▸ What to work on:
Scan the following material for the string "used" and copy each line in which it appears.

==== Records provided

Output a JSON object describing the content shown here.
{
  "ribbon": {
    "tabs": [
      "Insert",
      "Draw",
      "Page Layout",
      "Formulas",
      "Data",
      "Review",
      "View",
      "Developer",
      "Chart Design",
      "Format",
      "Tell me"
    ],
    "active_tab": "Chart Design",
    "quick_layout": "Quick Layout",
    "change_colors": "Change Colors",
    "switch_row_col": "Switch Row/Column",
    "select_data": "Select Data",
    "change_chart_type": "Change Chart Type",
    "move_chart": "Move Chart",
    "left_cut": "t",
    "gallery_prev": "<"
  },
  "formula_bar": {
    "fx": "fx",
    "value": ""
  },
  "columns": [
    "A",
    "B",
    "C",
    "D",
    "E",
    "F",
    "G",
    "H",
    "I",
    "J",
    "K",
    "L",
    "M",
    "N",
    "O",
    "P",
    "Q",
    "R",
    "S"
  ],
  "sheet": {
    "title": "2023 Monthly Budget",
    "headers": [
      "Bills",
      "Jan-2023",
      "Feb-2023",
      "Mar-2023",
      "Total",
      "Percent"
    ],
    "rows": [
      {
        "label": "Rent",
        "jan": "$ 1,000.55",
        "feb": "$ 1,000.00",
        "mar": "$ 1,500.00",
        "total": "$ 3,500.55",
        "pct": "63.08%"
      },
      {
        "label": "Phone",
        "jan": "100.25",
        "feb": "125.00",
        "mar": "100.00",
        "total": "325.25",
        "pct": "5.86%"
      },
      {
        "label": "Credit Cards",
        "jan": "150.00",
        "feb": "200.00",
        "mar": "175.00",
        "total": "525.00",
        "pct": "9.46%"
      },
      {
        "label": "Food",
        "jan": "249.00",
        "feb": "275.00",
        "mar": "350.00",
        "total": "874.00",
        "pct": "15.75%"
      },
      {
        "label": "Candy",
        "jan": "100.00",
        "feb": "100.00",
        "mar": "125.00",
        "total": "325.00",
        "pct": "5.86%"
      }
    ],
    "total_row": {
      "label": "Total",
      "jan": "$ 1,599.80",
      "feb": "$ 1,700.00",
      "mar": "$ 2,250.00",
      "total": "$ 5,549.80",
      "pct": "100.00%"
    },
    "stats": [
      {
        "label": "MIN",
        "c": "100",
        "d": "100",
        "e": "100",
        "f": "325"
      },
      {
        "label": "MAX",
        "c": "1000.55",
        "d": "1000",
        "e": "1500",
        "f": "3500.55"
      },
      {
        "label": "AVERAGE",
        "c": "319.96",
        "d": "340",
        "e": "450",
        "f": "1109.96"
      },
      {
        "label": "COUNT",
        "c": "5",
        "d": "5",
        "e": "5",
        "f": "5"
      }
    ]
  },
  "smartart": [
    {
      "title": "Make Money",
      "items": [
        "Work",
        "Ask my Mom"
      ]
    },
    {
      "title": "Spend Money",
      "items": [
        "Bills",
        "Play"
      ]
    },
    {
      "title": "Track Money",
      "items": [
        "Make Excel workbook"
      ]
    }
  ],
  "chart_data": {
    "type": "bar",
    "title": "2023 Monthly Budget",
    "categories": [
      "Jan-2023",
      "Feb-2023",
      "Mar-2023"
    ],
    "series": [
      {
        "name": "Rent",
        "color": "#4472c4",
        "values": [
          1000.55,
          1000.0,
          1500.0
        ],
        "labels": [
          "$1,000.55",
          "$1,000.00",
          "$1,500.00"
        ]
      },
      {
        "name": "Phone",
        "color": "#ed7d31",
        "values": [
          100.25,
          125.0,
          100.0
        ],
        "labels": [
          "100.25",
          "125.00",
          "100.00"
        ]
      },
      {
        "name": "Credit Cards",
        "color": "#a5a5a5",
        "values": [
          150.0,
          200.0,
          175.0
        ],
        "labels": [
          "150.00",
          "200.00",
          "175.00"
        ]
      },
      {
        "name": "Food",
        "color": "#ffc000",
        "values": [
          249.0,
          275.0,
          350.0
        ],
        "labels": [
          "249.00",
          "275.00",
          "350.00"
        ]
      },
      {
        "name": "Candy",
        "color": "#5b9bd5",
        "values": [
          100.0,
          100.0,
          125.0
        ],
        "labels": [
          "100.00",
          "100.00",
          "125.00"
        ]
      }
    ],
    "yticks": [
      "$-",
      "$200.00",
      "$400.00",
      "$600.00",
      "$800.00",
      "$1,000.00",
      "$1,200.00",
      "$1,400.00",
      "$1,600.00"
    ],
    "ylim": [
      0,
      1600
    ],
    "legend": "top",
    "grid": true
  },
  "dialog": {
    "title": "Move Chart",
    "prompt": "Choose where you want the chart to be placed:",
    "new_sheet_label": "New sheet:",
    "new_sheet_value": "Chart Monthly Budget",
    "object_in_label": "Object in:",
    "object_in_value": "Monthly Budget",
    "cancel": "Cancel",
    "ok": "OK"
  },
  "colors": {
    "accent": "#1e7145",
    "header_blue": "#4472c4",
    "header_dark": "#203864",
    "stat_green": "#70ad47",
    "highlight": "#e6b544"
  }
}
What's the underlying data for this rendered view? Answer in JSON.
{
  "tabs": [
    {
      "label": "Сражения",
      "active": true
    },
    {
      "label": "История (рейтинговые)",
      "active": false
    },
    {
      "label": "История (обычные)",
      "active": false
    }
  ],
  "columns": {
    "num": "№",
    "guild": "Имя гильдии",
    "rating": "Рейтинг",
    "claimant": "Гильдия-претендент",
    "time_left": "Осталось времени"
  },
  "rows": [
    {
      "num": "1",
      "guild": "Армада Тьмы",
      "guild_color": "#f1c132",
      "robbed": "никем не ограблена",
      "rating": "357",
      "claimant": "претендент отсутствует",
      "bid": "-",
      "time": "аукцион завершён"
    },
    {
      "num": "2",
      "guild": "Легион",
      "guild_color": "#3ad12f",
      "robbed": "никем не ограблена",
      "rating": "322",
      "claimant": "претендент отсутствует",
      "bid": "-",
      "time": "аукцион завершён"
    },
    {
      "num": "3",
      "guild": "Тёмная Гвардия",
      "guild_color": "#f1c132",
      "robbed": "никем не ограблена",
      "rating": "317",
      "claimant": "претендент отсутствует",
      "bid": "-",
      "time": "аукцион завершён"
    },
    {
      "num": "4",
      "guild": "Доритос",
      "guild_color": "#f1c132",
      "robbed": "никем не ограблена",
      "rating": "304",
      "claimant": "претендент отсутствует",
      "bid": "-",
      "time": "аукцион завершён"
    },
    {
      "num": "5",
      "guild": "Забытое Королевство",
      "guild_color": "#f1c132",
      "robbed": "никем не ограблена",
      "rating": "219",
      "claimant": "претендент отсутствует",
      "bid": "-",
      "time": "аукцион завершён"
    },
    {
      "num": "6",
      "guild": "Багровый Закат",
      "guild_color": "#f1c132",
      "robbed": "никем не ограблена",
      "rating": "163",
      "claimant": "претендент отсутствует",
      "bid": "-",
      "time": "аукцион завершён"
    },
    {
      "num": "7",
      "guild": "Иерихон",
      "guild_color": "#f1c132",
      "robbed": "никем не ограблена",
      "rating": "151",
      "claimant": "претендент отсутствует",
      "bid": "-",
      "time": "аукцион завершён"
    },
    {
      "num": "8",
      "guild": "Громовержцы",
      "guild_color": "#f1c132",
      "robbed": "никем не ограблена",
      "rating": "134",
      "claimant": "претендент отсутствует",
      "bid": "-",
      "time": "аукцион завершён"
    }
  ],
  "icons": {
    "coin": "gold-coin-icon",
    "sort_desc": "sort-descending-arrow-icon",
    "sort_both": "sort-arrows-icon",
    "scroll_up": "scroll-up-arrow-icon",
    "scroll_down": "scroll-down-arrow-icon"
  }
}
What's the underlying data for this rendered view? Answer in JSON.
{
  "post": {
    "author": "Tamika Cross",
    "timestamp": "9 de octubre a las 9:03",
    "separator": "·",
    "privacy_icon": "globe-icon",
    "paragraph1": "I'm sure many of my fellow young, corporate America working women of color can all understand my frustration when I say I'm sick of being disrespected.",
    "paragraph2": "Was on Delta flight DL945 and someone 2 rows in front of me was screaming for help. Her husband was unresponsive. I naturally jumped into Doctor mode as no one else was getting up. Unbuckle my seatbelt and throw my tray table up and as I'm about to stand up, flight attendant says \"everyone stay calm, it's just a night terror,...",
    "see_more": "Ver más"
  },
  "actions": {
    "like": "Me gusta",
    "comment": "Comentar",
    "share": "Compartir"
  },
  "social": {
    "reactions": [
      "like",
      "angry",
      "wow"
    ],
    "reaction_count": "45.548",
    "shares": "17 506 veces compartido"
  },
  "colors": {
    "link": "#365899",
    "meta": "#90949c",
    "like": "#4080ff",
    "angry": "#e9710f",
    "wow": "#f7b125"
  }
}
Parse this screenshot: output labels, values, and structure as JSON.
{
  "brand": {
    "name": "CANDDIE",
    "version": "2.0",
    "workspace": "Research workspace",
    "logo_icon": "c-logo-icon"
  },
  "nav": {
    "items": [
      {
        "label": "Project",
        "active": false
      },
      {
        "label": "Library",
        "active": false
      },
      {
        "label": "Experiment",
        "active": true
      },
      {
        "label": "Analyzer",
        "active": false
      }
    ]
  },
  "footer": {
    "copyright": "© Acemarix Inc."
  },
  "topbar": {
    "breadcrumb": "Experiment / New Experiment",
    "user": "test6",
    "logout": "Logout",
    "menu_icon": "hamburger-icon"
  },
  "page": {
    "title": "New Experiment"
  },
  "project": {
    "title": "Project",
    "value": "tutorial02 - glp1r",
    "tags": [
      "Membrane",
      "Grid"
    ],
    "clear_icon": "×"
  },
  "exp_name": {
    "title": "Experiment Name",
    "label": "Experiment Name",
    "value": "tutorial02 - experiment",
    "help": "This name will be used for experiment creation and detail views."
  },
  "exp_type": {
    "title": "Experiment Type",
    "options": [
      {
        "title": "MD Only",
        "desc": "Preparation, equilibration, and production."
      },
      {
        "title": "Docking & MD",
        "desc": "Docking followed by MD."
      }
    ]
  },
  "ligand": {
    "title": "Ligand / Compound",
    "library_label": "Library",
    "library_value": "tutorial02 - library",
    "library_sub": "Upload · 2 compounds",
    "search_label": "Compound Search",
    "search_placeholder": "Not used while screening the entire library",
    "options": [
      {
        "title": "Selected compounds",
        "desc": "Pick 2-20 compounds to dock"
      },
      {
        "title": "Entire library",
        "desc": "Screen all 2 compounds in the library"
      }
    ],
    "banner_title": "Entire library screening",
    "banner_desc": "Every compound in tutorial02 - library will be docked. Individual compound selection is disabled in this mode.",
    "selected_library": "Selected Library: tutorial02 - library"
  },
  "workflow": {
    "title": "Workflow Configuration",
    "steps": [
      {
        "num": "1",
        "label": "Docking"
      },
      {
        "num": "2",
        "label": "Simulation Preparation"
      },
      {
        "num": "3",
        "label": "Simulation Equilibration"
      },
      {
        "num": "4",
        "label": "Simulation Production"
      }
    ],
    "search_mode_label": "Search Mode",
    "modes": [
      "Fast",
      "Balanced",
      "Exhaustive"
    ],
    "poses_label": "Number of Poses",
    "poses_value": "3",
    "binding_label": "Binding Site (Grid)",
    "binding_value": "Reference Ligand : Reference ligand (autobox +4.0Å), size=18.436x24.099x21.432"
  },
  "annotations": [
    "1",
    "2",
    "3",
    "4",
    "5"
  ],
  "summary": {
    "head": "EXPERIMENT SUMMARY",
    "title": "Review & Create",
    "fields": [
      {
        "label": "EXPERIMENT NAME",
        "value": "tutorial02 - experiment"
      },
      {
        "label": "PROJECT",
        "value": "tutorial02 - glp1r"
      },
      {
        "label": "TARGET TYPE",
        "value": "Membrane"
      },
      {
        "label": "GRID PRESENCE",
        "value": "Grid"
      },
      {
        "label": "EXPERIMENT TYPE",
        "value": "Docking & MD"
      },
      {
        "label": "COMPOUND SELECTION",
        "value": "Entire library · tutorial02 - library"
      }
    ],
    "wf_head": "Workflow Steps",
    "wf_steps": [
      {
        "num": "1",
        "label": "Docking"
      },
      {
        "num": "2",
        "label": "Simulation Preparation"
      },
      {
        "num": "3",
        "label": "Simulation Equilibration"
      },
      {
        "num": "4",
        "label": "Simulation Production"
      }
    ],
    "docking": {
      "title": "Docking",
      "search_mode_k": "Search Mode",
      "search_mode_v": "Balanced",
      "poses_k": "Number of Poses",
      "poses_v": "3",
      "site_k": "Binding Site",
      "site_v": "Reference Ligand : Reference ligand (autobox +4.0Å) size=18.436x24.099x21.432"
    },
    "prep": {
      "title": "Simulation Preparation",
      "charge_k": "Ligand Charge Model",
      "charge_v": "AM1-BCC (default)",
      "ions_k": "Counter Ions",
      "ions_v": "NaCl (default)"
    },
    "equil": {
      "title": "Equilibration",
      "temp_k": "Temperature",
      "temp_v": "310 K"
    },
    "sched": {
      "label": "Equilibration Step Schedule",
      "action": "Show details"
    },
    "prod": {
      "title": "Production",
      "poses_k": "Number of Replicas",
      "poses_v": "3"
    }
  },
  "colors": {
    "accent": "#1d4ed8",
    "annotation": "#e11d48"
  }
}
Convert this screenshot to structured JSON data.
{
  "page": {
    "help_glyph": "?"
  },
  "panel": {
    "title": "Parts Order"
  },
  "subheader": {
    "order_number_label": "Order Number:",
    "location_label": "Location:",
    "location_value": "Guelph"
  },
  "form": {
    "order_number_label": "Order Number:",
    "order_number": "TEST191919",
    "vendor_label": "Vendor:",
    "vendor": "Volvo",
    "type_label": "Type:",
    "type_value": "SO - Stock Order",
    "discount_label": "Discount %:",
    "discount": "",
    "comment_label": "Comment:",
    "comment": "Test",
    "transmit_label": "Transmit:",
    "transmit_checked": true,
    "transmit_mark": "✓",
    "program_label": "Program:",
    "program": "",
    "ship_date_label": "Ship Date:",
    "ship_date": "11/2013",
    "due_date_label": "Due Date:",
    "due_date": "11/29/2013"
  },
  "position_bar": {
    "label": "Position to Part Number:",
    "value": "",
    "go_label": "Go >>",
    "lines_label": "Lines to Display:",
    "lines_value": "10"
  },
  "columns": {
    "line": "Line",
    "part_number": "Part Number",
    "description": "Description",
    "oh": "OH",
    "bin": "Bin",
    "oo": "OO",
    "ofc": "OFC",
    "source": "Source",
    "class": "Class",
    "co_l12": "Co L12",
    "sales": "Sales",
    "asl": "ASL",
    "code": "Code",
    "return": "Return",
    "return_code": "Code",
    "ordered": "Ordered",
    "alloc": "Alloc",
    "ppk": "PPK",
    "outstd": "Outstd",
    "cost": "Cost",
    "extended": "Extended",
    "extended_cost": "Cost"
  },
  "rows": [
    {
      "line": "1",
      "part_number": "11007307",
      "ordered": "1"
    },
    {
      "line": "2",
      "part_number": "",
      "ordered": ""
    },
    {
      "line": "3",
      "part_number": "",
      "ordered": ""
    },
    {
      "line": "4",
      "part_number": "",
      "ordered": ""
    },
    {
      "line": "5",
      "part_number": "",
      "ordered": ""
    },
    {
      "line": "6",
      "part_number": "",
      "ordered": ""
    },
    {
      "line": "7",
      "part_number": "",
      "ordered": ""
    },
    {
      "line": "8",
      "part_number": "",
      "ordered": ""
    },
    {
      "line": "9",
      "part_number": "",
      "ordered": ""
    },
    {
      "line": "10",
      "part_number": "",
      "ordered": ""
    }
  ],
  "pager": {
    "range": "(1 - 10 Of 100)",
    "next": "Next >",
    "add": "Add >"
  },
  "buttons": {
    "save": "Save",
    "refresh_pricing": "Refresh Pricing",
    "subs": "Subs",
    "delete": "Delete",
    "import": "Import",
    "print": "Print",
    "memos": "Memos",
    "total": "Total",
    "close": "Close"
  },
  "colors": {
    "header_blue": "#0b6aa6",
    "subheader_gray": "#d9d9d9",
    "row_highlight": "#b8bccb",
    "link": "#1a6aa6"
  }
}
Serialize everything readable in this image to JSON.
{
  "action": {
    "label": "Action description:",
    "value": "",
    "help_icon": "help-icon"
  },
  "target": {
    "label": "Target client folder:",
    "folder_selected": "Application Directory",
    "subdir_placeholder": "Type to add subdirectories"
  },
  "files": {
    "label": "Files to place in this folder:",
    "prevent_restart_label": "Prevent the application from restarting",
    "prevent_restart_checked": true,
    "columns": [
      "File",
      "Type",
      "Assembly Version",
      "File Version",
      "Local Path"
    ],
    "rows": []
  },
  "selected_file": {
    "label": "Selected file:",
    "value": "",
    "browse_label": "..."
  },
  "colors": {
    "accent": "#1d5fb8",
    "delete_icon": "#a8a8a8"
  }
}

========

▸ Solution to this task:
    "help": "This name will be used for experiment creation and detail views."
    "search_placeholder": "Not used while screening the entire library",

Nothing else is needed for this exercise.